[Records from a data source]

◆ ◆ ◆ ◆

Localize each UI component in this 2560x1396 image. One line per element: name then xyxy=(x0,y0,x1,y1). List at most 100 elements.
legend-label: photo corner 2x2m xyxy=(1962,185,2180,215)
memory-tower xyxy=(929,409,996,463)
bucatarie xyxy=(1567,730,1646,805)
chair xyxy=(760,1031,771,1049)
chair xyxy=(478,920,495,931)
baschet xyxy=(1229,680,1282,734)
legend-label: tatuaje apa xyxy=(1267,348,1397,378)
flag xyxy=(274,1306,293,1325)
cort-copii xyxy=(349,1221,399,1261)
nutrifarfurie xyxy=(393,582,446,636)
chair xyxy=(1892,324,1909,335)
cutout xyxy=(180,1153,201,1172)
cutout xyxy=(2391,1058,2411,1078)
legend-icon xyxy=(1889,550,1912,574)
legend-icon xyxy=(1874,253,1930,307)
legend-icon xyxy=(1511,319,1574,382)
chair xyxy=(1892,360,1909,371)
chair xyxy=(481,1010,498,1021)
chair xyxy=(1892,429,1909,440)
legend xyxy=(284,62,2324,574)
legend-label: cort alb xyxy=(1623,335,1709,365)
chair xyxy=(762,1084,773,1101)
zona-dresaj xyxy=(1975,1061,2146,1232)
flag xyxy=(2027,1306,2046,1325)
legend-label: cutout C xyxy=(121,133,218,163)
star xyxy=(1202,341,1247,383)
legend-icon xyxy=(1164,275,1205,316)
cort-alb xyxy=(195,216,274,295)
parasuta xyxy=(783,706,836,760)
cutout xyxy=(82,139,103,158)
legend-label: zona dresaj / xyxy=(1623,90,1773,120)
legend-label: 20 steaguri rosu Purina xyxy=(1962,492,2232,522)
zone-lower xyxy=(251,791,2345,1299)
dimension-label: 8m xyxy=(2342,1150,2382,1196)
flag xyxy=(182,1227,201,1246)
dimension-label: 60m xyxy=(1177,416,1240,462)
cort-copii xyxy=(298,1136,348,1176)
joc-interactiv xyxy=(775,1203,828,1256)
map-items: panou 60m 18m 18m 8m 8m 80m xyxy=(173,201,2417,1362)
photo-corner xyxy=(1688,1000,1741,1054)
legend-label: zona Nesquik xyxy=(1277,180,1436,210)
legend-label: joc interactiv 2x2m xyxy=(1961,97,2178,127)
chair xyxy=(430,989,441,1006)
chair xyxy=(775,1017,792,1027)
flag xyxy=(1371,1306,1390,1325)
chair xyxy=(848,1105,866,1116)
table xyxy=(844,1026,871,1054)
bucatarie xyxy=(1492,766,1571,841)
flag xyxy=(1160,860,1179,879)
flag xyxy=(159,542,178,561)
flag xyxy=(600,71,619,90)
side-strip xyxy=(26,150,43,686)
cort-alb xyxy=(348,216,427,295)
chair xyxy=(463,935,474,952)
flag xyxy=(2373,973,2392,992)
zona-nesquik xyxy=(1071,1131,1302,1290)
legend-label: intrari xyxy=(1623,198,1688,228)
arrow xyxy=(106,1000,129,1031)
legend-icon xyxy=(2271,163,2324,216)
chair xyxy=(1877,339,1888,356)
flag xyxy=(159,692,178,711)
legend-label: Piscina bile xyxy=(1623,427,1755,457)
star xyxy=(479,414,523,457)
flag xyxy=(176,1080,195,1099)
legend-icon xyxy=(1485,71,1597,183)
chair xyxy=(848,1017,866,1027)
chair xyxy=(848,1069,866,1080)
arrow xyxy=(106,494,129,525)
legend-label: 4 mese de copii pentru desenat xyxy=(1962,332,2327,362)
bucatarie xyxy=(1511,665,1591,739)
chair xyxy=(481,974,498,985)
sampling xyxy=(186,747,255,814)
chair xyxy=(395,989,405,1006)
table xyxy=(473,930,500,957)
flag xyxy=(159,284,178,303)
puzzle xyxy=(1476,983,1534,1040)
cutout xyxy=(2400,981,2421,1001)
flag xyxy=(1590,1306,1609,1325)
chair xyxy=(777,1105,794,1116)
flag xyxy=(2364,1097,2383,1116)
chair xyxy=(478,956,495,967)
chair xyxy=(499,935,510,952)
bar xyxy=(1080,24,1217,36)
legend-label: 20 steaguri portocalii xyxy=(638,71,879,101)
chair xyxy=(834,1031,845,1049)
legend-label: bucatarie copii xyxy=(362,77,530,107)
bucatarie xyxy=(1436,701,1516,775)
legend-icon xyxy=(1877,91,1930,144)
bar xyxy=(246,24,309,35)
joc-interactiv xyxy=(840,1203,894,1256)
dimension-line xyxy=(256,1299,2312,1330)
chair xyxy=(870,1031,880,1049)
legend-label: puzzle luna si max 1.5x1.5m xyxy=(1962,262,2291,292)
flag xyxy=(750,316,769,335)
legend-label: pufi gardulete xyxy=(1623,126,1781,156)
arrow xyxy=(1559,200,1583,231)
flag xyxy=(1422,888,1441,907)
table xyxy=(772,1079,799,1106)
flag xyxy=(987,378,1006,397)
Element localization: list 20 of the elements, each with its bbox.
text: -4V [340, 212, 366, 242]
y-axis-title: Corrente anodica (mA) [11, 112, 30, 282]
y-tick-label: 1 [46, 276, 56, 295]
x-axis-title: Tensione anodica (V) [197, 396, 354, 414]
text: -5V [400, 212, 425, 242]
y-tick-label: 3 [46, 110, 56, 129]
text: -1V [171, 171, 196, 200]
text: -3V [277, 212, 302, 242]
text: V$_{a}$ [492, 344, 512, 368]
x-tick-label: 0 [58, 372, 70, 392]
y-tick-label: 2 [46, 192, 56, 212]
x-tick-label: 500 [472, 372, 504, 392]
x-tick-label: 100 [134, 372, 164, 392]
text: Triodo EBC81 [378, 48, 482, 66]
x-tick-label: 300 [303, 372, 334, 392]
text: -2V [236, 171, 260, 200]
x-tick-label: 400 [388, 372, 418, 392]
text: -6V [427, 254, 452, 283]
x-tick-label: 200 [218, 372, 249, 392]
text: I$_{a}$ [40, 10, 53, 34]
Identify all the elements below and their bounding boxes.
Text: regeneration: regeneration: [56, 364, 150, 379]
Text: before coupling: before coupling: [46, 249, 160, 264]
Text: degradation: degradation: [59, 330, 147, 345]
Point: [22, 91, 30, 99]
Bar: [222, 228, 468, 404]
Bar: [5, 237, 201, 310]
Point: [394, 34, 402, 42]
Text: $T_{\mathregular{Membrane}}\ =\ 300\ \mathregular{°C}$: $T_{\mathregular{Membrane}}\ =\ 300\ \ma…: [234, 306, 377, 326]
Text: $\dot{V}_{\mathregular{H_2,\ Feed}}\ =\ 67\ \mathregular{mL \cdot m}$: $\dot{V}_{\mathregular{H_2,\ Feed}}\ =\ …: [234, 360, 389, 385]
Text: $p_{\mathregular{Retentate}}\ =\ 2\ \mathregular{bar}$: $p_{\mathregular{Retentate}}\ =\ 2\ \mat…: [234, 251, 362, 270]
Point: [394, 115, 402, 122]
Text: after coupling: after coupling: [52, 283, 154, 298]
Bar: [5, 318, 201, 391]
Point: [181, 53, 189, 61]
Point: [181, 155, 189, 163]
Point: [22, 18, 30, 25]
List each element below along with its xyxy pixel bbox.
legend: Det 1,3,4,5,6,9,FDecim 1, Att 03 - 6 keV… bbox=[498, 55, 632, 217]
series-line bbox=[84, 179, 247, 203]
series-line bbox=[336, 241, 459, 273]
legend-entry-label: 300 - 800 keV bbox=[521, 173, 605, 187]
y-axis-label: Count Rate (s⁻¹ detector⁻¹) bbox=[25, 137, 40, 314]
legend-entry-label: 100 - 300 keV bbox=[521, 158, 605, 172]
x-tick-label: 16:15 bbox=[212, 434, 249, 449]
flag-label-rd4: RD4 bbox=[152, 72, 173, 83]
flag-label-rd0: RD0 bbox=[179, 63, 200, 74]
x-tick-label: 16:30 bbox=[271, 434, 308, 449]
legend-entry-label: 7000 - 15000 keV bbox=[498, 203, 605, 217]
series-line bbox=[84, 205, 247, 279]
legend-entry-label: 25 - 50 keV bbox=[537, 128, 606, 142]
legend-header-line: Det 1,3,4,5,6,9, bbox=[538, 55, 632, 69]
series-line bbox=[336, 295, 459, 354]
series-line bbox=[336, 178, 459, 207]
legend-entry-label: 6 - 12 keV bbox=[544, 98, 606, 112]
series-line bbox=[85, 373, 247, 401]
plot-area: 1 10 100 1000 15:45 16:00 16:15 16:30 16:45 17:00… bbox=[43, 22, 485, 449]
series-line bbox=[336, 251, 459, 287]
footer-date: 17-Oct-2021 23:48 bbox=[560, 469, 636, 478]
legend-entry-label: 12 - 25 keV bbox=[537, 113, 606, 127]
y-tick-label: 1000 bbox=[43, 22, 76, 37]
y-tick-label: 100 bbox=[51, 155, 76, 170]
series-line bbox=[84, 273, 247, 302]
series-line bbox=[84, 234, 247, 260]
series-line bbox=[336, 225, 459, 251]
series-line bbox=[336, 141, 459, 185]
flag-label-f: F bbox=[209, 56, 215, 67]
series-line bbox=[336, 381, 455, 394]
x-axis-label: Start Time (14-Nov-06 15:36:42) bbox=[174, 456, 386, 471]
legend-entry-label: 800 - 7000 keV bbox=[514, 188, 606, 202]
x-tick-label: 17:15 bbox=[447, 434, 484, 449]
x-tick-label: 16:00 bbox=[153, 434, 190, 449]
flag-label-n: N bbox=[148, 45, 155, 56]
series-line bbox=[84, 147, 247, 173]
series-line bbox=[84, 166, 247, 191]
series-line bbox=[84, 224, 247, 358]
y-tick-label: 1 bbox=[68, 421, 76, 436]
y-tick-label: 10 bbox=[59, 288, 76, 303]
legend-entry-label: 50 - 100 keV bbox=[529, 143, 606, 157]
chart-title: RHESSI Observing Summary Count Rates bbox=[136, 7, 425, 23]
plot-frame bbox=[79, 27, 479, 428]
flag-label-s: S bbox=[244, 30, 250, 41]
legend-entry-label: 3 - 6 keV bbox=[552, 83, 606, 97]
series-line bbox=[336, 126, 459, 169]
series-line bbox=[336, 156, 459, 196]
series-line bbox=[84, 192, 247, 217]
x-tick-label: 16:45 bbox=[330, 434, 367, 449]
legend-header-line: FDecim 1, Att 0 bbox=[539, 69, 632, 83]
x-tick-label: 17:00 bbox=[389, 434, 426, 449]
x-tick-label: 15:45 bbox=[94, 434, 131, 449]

◆ ◆ ◆ ◆

→ **TASK**:
Convert the records, starting at the first line and going on through the line with "chair xyxy=(1892,429,1909,440)", into a Markdown table with a Row column that numbers each line and a Line column that holds it. Leave out any blank lines.

→ **RESPONSE BELOW**:
| Row | Line |
|---|---|
| 1 | Localize each UI component in this 2560x1396 image. One line per element: name then xyxy=(x0,y0,x1,y1). List at most 100 elements. |
| 2 | legend-label: photo corner 2x2m xyxy=(1962,185,2180,215) |
| 3 | memory-tower xyxy=(929,409,996,463) |
| 4 | bucatarie xyxy=(1567,730,1646,805) |
| 5 | chair xyxy=(760,1031,771,1049) |
| 6 | chair xyxy=(478,920,495,931) |
| 7 | baschet xyxy=(1229,680,1282,734) |
| 8 | legend-label: tatuaje apa xyxy=(1267,348,1397,378) |
| 9 | flag xyxy=(274,1306,293,1325) |
| 10 | cort-copii xyxy=(349,1221,399,1261) |
| 11 | nutrifarfurie xyxy=(393,582,446,636) |
| 12 | chair xyxy=(1892,324,1909,335) |
| 13 | cutout xyxy=(180,1153,201,1172) |
| 14 | cutout xyxy=(2391,1058,2411,1078) |
| 15 | legend-icon xyxy=(1889,550,1912,574) |
| 16 | legend-icon xyxy=(1874,253,1930,307) |
| 17 | legend-icon xyxy=(1511,319,1574,382) |
| 18 | chair xyxy=(1892,360,1909,371) |
| 19 | chair xyxy=(481,1010,498,1021) |
| 20 | chair xyxy=(1892,429,1909,440) |